Goal: Going through the material below, please gather all lines with the word "VOCALAP" in them.

The data:
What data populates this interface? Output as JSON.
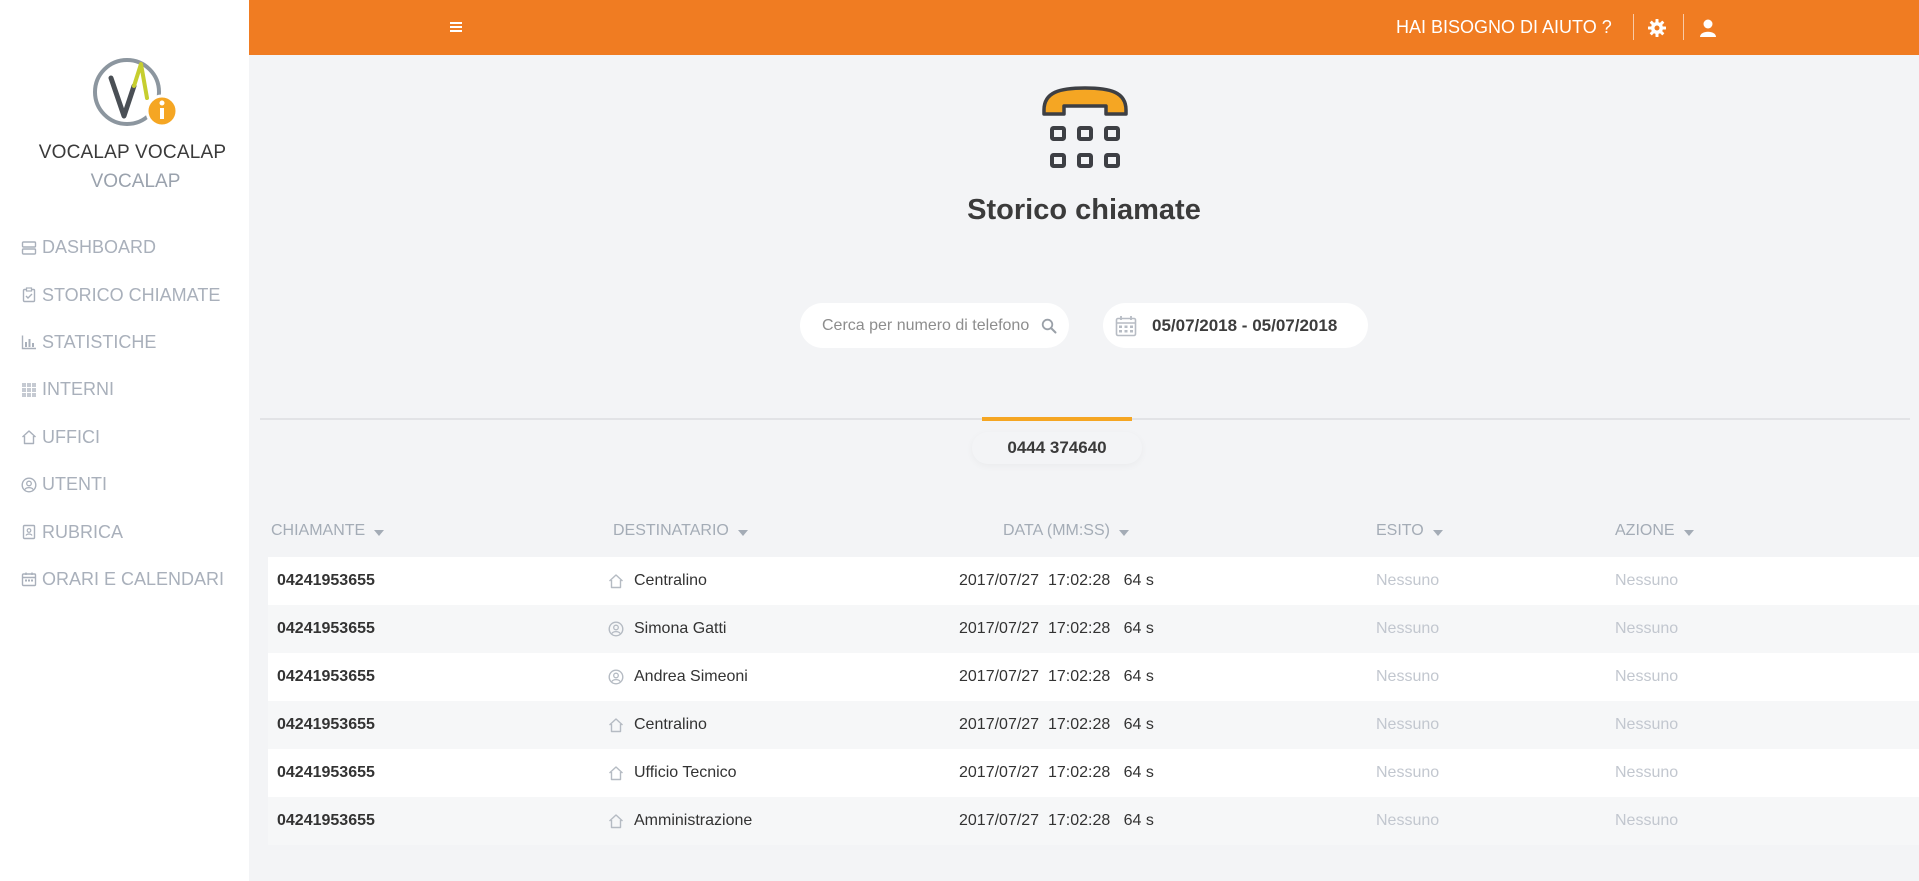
{
  "user": {
    "name": "VOCALAP VOCALAP",
    "subtitle": "VOCALAP"
  },
  "sidebar": {
    "items": [
      {
        "label": "DASHBOARD",
        "icon": "dashboard-icon"
      },
      {
        "label": "STORICO CHIAMATE",
        "icon": "clipboard-icon"
      },
      {
        "label": "STATISTICHE",
        "icon": "bar-chart-icon"
      },
      {
        "label": "INTERNI",
        "icon": "grid-icon"
      },
      {
        "label": "UFFICI",
        "icon": "home-icon"
      },
      {
        "label": "UTENTI",
        "icon": "user-circle-icon"
      },
      {
        "label": "RUBRICA",
        "icon": "address-book-icon"
      },
      {
        "label": "ORARI E CALENDARI",
        "icon": "calendar-icon"
      }
    ]
  },
  "topbar": {
    "help": "HAI BISOGNO DI AIUTO ?",
    "menu_icon": "hamburger-icon",
    "settings_icon": "gear-icon",
    "user_icon": "user-icon"
  },
  "header": {
    "title": "Storico chiamate",
    "icon": "telephone-icon"
  },
  "search": {
    "placeholder": "Cerca per numero di telefono",
    "value": ""
  },
  "date_range": {
    "value": "05/07/2018 - 05/07/2018"
  },
  "tabs": [
    {
      "label": "0444 374640",
      "active": true
    }
  ],
  "table": {
    "columns": [
      "CHIAMANTE",
      "DESTINATARIO",
      "DATA (MM:SS)",
      "ESITO",
      "AZIONE"
    ],
    "rows": [
      {
        "caller": "04241953655",
        "recipient": "Centralino",
        "recipient_icon": "home-icon",
        "date": "2017/07/27",
        "time": "17:02:28",
        "duration": "64 s",
        "outcome": "Nessuno",
        "action": "Nessuno"
      },
      {
        "caller": "04241953655",
        "recipient": "Simona Gatti",
        "recipient_icon": "user-circle-icon",
        "date": "2017/07/27",
        "time": "17:02:28",
        "duration": "64 s",
        "outcome": "Nessuno",
        "action": "Nessuno"
      },
      {
        "caller": "04241953655",
        "recipient": "Andrea Simeoni",
        "recipient_icon": "user-circle-icon",
        "date": "2017/07/27",
        "time": "17:02:28",
        "duration": "64 s",
        "outcome": "Nessuno",
        "action": "Nessuno"
      },
      {
        "caller": "04241953655",
        "recipient": "Centralino",
        "recipient_icon": "home-icon",
        "date": "2017/07/27",
        "time": "17:02:28",
        "duration": "64 s",
        "outcome": "Nessuno",
        "action": "Nessuno"
      },
      {
        "caller": "04241953655",
        "recipient": "Ufficio Tecnico",
        "recipient_icon": "home-icon",
        "date": "2017/07/27",
        "time": "17:02:28",
        "duration": "64 s",
        "outcome": "Nessuno",
        "action": "Nessuno"
      },
      {
        "caller": "04241953655",
        "recipient": "Amministrazione",
        "recipient_icon": "home-icon",
        "date": "2017/07/27",
        "time": "17:02:28",
        "duration": "64 s",
        "outcome": "Nessuno",
        "action": "Nessuno"
      }
    ]
  },
  "colors": {
    "accent": "#f07c22",
    "tab_underline": "#f5a623",
    "muted": "#a9b0bb"
  }
}
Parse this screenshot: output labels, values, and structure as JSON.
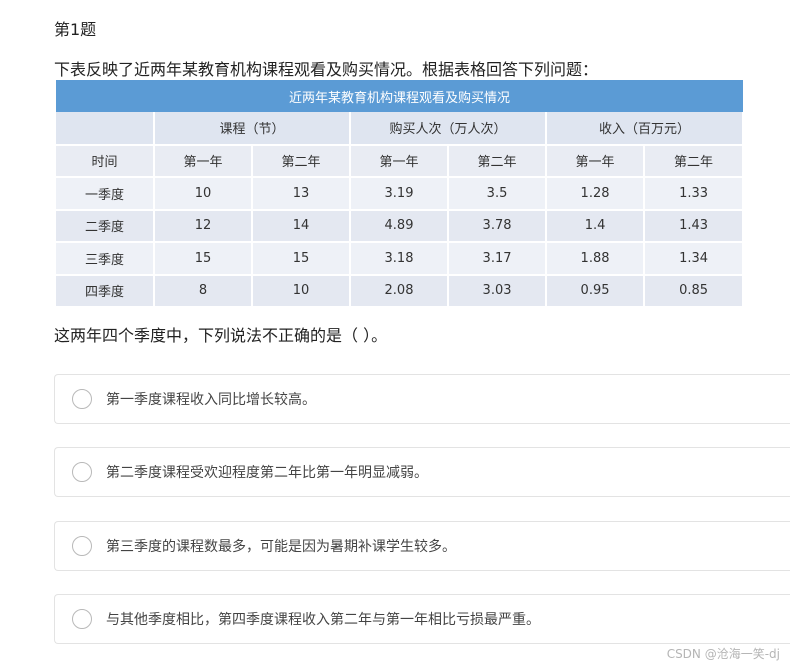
{
  "question": {
    "number_label": "第1题",
    "intro": "下表反映了近两年某教育机构课程观看及购买情况。根据表格回答下列问题：",
    "stem": "这两年四个季度中，下列说法不正确的是（ ）。"
  },
  "table": {
    "title": "近两年某教育机构课程观看及购买情况",
    "group_headers": [
      "课程（节）",
      "购买人次（万人次）",
      "收入（百万元）"
    ],
    "time_label": "时间",
    "year_labels": [
      "第一年",
      "第二年",
      "第一年",
      "第二年",
      "第一年",
      "第二年"
    ],
    "rows": [
      {
        "label": "一季度",
        "cells": [
          "10",
          "13",
          "3.19",
          "3.5",
          "1.28",
          "1.33"
        ]
      },
      {
        "label": "二季度",
        "cells": [
          "12",
          "14",
          "4.89",
          "3.78",
          "1.4",
          "1.43"
        ]
      },
      {
        "label": "三季度",
        "cells": [
          "15",
          "15",
          "3.18",
          "3.17",
          "1.88",
          "1.34"
        ]
      },
      {
        "label": "四季度",
        "cells": [
          "8",
          "10",
          "2.08",
          "3.03",
          "0.95",
          "0.85"
        ]
      }
    ]
  },
  "options": [
    {
      "text": "第一季度课程收入同比增长较高。"
    },
    {
      "text": "第二季度课程受欢迎程度第二年比第一年明显减弱。"
    },
    {
      "text": "第三季度的课程数最多，可能是因为暑期补课学生较多。"
    },
    {
      "text": "与其他季度相比，第四季度课程收入第二年与第一年相比亏损最严重。"
    }
  ],
  "watermark": "CSDN @沧海一笑-dj"
}
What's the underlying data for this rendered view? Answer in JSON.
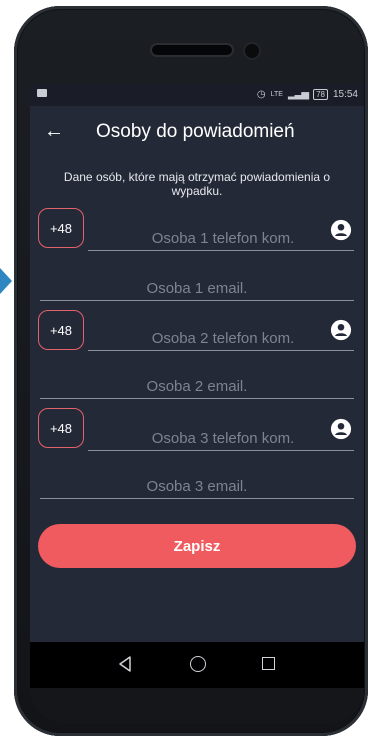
{
  "status_bar": {
    "network": "LTE",
    "battery": "78",
    "time": "15:54"
  },
  "app_bar": {
    "title": "Osoby do powiadomień",
    "back_icon": "arrow-left-icon"
  },
  "description": "Dane osób, które mają otrzymać powiadomienia o wypadku.",
  "contacts": [
    {
      "country_code": "+48",
      "phone_placeholder": "Osoba 1 telefon kom.",
      "email_placeholder": "Osoba 1 email."
    },
    {
      "country_code": "+48",
      "phone_placeholder": "Osoba 2 telefon kom.",
      "email_placeholder": "Osoba 2 email."
    },
    {
      "country_code": "+48",
      "phone_placeholder": "Osoba 3 telefon kom.",
      "email_placeholder": "Osoba 3 email."
    }
  ],
  "save_button": {
    "label": "Zapisz"
  },
  "colors": {
    "background": "#242938",
    "accent": "#ef5b5e",
    "code_border": "#e2616a",
    "placeholder": "#7e8392"
  }
}
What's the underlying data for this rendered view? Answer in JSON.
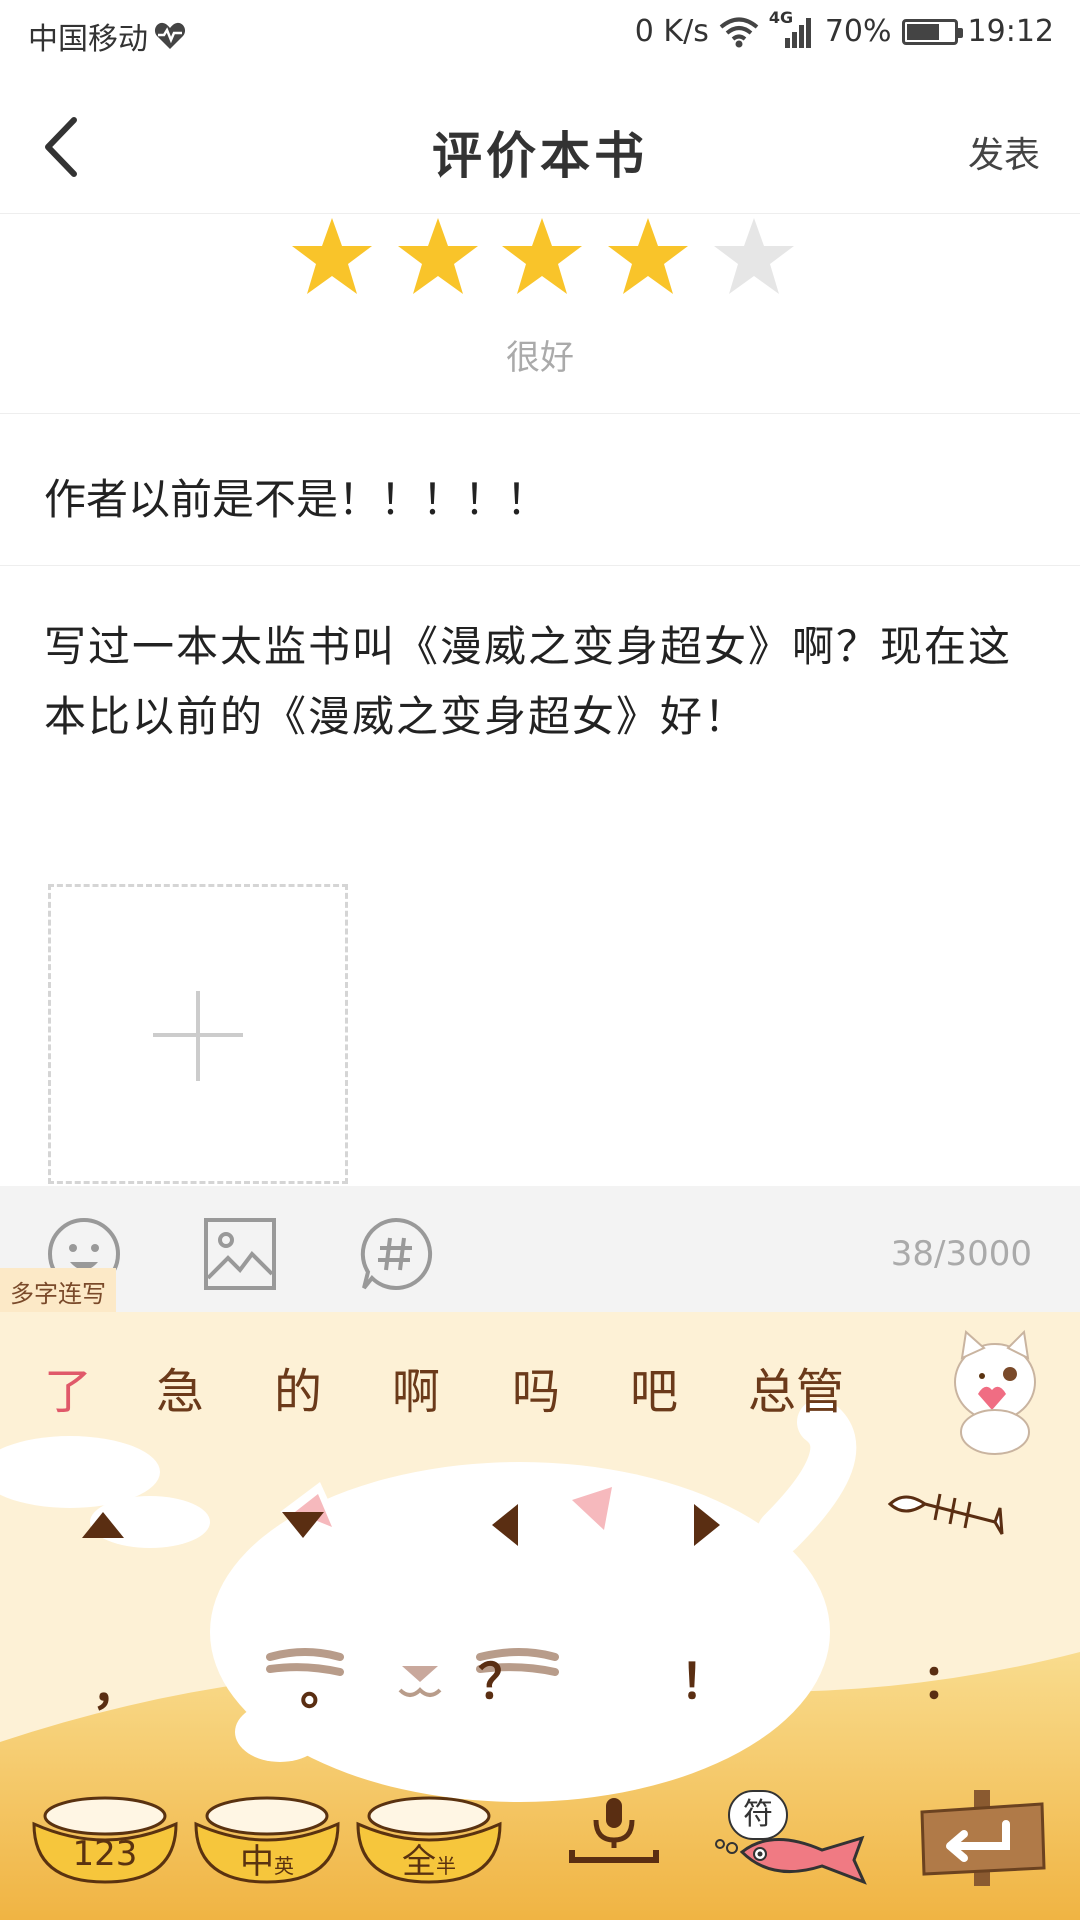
{
  "status_bar": {
    "carrier": "中国移动",
    "net_speed": "0 K/s",
    "network": "4G",
    "battery": "70%",
    "battery_level": 0.7,
    "time": "19:12"
  },
  "header": {
    "title": "评价本书",
    "publish_label": "发表"
  },
  "rating": {
    "value": 4,
    "max": 5,
    "label": "很好",
    "active_color": "#f9c42a",
    "inactive_color": "#e6e6e6"
  },
  "review": {
    "title": "作者以前是不是！！！！！",
    "body": "写过一本太监书叫《漫威之变身超女》啊？现在这本比以前的《漫威之变身超女》好！"
  },
  "toolbar": {
    "char_count": "38/3000",
    "multi_char_tag": "多字连写"
  },
  "keyboard": {
    "candidates": [
      "了",
      "急",
      "的",
      "啊",
      "吗",
      "吧",
      "总管"
    ],
    "punctuation": [
      "，",
      "。",
      "？",
      "！",
      "："
    ],
    "keys": {
      "num": "123",
      "lang_main": "中",
      "lang_sub": "英",
      "width_main": "全",
      "width_sub": "半",
      "symbols": "符"
    }
  }
}
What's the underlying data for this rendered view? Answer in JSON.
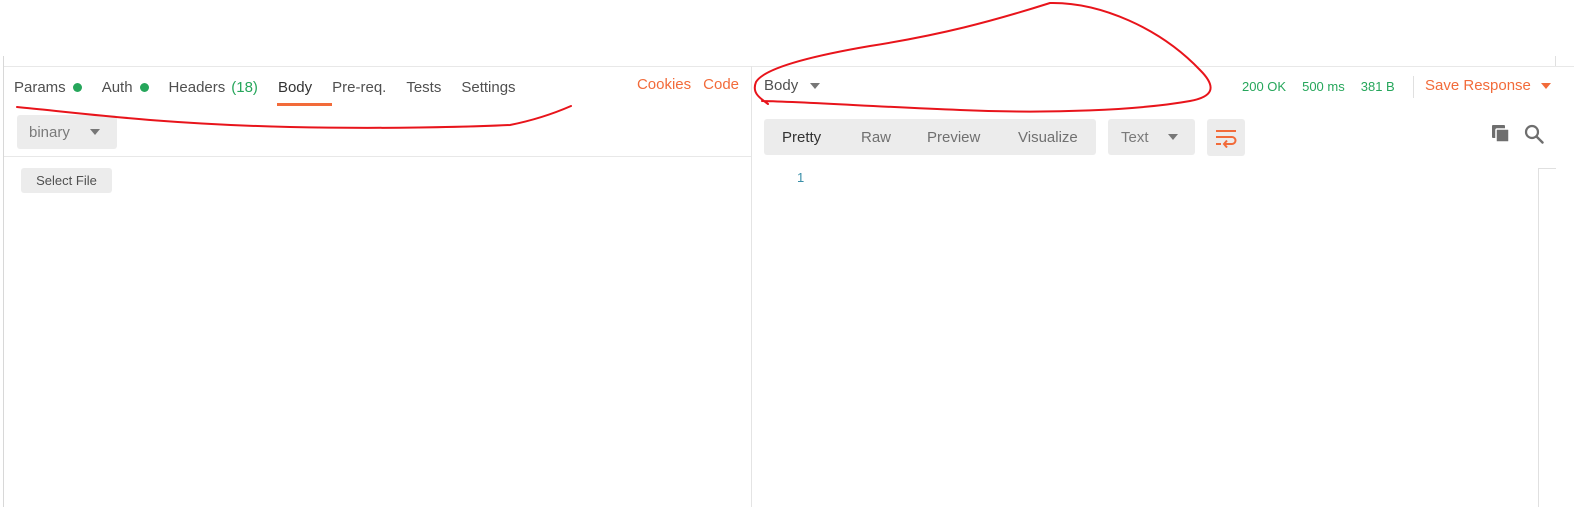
{
  "request": {
    "tabs": [
      {
        "label": "Params",
        "dot": true
      },
      {
        "label": "Auth",
        "dot": true
      },
      {
        "label": "Headers",
        "count": "(18)"
      },
      {
        "label": "Body",
        "active": true
      },
      {
        "label": "Pre-req."
      },
      {
        "label": "Tests"
      },
      {
        "label": "Settings"
      }
    ],
    "links": {
      "cookies": "Cookies",
      "code": "Code"
    },
    "body_type": "binary",
    "select_file_label": "Select File"
  },
  "response": {
    "section_label": "Body",
    "status": "200 OK",
    "time": "500 ms",
    "size": "381 B",
    "save_label": "Save Response",
    "view_modes": [
      "Pretty",
      "Raw",
      "Preview",
      "Visualize"
    ],
    "active_view": "Pretty",
    "format": "Text",
    "line_numbers": [
      "1"
    ]
  },
  "colors": {
    "accent": "#f26b3a",
    "success": "#26a65b",
    "annotation": "#e8141b"
  },
  "icons": [
    "chevron-down-icon",
    "wrap-lines-icon",
    "copy-icon",
    "search-icon"
  ]
}
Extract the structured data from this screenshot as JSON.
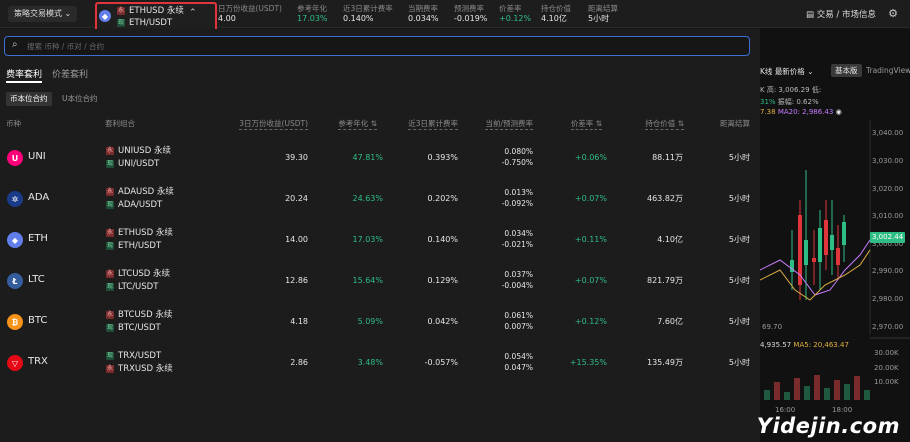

Task solution:
    "name": "VOCALAP VOCALAP",
    "subtitle": "VOCALAP"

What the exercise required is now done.